Saved data entries
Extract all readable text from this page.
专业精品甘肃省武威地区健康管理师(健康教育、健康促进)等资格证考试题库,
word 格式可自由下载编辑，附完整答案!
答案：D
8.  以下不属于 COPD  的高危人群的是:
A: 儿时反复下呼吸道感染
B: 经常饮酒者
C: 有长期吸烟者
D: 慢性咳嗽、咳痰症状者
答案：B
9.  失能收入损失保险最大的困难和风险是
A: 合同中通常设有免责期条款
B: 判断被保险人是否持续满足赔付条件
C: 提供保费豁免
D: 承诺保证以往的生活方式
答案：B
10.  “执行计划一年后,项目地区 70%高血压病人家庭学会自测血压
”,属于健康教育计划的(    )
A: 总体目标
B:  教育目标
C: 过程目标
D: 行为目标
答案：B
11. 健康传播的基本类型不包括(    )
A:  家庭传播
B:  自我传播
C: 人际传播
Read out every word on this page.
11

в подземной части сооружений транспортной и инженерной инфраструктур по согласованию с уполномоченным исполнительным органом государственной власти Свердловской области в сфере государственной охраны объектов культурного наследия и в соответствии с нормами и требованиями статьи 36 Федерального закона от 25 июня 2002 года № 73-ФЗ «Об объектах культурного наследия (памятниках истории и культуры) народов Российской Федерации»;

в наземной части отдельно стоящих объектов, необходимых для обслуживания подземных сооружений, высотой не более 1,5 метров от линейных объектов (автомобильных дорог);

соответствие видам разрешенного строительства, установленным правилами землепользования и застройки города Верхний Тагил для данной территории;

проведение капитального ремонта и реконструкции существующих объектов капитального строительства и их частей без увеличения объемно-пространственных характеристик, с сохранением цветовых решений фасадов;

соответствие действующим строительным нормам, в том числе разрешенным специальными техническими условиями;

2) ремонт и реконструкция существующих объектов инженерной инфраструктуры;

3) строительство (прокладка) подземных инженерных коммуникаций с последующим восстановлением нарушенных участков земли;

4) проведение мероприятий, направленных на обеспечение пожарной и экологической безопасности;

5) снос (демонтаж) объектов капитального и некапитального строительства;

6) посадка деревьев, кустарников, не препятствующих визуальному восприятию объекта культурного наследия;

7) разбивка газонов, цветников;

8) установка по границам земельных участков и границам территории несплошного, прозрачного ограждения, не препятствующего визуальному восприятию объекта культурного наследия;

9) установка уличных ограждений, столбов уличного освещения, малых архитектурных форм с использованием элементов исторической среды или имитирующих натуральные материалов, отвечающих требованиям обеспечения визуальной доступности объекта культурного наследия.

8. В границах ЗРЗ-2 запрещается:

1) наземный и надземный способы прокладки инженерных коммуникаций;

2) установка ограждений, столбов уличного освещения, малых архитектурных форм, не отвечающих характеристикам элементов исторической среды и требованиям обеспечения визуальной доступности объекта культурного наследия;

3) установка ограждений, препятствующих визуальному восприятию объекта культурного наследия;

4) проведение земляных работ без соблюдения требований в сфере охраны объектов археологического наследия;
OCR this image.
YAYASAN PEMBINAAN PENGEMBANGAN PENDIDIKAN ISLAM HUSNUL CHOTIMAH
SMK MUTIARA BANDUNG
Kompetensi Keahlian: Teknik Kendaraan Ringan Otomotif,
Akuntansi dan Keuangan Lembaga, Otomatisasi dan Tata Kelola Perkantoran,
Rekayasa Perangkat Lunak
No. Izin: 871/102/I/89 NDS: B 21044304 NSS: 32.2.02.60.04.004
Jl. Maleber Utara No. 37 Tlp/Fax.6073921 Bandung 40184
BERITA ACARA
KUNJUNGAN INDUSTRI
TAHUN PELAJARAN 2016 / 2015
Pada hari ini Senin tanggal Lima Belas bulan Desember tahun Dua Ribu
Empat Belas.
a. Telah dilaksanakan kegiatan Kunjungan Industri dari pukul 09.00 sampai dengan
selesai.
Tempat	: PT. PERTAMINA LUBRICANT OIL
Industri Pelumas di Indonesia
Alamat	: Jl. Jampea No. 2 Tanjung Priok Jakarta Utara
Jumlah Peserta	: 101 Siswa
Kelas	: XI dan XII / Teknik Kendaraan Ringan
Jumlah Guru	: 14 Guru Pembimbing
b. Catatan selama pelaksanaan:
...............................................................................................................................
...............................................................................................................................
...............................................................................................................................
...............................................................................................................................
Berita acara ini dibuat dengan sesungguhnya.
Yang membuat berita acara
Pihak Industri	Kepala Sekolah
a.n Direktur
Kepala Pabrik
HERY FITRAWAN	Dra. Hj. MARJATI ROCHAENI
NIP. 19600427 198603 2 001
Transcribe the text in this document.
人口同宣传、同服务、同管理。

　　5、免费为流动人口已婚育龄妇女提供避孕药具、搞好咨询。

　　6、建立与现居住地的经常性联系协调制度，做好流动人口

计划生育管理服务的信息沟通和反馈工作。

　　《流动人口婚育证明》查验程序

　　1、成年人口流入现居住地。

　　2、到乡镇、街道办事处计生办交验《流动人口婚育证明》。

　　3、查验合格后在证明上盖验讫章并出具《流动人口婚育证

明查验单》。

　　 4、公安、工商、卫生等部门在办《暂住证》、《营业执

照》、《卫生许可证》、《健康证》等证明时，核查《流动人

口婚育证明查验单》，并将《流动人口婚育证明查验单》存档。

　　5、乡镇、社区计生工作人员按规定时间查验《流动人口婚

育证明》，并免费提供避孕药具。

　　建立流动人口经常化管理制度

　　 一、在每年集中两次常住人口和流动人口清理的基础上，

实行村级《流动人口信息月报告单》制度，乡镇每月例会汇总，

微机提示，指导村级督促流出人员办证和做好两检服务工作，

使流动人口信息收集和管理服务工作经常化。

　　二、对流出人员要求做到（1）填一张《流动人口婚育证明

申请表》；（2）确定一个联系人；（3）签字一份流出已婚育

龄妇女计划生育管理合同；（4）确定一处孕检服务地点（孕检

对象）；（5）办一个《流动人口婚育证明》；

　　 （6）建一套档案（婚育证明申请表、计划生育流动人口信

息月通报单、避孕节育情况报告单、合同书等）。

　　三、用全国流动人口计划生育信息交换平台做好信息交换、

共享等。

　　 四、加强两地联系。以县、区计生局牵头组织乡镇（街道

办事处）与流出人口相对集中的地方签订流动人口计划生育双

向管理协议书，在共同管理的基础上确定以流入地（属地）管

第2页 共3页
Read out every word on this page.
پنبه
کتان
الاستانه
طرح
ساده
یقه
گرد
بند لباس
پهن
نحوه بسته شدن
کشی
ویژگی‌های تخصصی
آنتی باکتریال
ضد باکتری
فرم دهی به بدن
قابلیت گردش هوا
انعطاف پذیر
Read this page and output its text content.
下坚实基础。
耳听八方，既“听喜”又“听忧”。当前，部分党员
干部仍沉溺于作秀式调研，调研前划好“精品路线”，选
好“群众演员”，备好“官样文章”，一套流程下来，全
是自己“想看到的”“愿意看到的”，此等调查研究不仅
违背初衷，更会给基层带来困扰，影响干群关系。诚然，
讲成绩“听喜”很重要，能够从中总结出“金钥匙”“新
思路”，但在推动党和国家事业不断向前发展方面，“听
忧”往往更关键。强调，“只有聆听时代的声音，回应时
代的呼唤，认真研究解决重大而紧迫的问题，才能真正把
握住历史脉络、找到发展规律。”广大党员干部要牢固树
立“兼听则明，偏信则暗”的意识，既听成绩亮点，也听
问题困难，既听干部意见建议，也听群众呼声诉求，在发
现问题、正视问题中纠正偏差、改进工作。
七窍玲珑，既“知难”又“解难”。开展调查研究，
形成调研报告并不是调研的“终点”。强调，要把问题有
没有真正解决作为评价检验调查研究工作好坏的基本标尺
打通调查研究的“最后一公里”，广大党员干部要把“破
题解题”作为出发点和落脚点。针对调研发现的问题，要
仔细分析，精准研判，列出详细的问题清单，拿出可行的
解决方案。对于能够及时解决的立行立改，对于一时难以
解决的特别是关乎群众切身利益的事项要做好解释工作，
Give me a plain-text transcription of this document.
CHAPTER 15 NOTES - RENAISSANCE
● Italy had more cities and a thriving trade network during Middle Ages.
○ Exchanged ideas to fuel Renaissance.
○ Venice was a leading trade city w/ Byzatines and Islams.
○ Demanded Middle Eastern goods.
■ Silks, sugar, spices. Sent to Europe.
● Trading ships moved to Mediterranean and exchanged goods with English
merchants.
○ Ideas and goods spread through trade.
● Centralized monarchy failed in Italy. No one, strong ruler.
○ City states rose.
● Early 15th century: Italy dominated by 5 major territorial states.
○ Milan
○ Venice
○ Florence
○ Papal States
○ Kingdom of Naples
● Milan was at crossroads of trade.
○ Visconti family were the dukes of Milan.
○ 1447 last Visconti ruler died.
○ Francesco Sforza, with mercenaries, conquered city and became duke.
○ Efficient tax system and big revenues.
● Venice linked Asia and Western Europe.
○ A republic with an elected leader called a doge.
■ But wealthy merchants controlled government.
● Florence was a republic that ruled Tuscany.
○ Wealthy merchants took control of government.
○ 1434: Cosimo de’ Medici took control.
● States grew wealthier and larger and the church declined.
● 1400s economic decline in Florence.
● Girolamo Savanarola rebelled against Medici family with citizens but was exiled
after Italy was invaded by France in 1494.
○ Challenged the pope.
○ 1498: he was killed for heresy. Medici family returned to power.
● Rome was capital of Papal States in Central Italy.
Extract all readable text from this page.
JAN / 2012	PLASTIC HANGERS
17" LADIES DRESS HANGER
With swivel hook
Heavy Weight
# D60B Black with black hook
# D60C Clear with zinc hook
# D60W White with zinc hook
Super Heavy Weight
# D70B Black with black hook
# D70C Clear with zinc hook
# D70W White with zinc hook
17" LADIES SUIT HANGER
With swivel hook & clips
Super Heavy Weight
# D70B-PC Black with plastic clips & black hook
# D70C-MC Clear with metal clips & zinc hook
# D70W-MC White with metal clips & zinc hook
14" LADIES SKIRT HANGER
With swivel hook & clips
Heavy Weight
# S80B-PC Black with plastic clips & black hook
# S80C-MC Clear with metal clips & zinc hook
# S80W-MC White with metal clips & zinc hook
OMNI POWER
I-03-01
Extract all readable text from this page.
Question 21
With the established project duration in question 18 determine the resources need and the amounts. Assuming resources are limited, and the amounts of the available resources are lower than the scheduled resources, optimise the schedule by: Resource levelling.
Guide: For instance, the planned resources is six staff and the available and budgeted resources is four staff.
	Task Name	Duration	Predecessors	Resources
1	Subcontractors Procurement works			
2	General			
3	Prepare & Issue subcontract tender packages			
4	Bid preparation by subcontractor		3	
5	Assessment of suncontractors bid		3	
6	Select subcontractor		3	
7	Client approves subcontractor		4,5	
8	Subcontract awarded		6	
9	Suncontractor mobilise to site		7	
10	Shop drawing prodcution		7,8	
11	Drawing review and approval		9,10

_Direction_:
Find every line that has "Kendaraan" in it, then return those lines.

_Exercise output_:
Kompetensi Keahlian: Teknik Kendaraan Ringan Otomotif,
Kelas	: XI dan XII / Teknik Kendaraan Ringan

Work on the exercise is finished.